Stated problem >>
Every line that holds the string "accent" is to be identified and copied.

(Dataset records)
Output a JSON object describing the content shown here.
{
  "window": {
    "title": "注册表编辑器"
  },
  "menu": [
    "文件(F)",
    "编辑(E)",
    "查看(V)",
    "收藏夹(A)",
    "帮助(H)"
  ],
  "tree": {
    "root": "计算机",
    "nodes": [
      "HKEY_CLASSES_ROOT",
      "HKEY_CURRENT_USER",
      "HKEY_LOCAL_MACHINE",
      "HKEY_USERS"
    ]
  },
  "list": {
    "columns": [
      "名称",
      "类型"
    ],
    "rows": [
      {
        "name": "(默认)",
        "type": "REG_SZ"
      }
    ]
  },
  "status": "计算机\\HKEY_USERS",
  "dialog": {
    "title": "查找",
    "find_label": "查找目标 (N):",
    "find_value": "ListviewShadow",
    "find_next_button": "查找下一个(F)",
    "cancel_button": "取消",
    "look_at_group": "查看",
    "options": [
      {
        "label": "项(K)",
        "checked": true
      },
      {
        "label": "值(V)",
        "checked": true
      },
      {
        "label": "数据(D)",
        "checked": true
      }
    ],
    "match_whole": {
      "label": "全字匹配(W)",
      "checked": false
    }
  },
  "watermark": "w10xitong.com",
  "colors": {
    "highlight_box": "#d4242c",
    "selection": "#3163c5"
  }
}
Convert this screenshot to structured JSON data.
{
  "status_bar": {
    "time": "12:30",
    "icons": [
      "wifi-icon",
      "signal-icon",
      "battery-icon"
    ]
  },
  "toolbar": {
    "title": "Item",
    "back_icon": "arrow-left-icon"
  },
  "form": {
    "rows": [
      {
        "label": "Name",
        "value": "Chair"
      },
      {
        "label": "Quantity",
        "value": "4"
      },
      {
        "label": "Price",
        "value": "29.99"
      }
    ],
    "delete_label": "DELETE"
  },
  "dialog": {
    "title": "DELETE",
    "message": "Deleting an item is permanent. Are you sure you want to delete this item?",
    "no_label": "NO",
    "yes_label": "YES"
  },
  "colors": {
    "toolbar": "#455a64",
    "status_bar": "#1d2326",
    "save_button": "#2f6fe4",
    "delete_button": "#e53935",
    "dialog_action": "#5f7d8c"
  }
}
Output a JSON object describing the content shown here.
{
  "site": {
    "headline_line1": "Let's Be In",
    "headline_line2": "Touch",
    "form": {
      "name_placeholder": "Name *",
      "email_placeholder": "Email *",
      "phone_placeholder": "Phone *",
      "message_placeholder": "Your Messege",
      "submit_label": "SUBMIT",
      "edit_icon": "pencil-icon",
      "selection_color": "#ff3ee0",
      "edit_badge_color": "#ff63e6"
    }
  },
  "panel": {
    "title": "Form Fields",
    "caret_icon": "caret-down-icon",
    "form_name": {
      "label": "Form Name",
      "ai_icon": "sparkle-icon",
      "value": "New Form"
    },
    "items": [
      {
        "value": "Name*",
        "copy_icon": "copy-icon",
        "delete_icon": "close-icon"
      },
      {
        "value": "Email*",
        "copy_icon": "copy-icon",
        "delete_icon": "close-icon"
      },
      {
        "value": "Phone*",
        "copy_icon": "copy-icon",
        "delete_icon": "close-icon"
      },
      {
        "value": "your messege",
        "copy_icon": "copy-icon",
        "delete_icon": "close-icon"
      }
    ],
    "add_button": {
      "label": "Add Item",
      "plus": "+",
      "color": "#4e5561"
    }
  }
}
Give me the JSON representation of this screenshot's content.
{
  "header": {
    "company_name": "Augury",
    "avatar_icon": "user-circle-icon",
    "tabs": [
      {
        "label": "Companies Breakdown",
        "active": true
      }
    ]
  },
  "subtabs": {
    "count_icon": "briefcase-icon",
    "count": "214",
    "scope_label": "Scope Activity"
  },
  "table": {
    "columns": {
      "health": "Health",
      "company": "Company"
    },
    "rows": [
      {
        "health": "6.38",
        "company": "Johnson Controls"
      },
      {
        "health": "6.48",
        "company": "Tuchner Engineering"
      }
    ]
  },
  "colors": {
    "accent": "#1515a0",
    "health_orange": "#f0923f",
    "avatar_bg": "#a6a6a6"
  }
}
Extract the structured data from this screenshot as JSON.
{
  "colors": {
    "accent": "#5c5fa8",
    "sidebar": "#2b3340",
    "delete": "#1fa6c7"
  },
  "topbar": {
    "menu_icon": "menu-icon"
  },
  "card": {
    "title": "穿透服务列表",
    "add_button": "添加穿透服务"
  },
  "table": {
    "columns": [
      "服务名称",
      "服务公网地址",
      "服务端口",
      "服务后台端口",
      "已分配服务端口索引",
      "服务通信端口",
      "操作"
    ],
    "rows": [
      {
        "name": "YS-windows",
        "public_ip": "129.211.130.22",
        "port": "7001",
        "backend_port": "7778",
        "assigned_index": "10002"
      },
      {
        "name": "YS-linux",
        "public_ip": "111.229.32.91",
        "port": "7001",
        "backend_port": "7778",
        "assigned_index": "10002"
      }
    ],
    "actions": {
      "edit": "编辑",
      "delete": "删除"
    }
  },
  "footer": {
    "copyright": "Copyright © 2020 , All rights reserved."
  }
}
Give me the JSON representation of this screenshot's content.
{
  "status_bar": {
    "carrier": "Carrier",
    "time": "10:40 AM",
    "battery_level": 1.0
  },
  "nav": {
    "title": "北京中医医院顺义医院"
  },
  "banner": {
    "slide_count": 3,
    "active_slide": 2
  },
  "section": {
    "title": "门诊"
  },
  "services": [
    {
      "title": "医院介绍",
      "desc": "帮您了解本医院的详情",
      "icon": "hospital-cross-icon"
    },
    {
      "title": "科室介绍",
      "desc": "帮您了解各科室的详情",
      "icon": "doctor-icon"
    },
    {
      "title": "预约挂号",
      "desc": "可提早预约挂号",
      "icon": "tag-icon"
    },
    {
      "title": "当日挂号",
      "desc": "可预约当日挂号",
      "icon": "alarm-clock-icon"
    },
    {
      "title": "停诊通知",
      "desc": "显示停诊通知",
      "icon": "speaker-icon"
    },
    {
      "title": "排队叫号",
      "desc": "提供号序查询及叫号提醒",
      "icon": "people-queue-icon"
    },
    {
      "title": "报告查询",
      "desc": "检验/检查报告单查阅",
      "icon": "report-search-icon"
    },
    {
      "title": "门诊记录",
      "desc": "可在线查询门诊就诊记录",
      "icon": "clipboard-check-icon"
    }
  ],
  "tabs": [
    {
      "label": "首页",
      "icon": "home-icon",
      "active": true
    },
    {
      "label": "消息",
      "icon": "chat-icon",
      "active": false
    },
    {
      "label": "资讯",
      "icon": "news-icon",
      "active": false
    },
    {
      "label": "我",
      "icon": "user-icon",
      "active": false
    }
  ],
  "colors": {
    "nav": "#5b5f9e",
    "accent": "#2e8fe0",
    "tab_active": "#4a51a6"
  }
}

Answer >>
    "accent": "#1515a0",
    "accent": "#5c5fa8",
    "accent": "#2e8fe0",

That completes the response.